Data entries
==========

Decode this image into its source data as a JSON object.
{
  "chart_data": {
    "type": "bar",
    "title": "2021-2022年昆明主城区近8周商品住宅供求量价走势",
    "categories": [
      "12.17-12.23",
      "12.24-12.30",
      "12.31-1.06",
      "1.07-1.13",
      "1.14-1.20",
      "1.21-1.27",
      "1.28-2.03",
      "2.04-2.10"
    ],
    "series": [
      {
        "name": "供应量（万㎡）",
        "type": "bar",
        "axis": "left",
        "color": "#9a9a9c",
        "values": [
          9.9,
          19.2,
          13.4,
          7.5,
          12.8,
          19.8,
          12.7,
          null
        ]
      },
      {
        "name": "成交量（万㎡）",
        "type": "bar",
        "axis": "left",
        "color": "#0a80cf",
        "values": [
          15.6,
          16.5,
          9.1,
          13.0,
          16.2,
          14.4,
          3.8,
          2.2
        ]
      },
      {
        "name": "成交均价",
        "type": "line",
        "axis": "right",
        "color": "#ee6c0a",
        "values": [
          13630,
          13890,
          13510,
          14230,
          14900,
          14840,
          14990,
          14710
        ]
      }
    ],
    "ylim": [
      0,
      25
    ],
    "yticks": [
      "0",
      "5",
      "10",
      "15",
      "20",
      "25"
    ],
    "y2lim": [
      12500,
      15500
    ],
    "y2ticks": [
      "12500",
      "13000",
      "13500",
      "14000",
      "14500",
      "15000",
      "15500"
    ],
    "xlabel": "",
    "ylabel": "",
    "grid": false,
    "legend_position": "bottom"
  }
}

==========

The request
Only the number is wanted: how many lines of the material above include the word "color"?

Correct result
3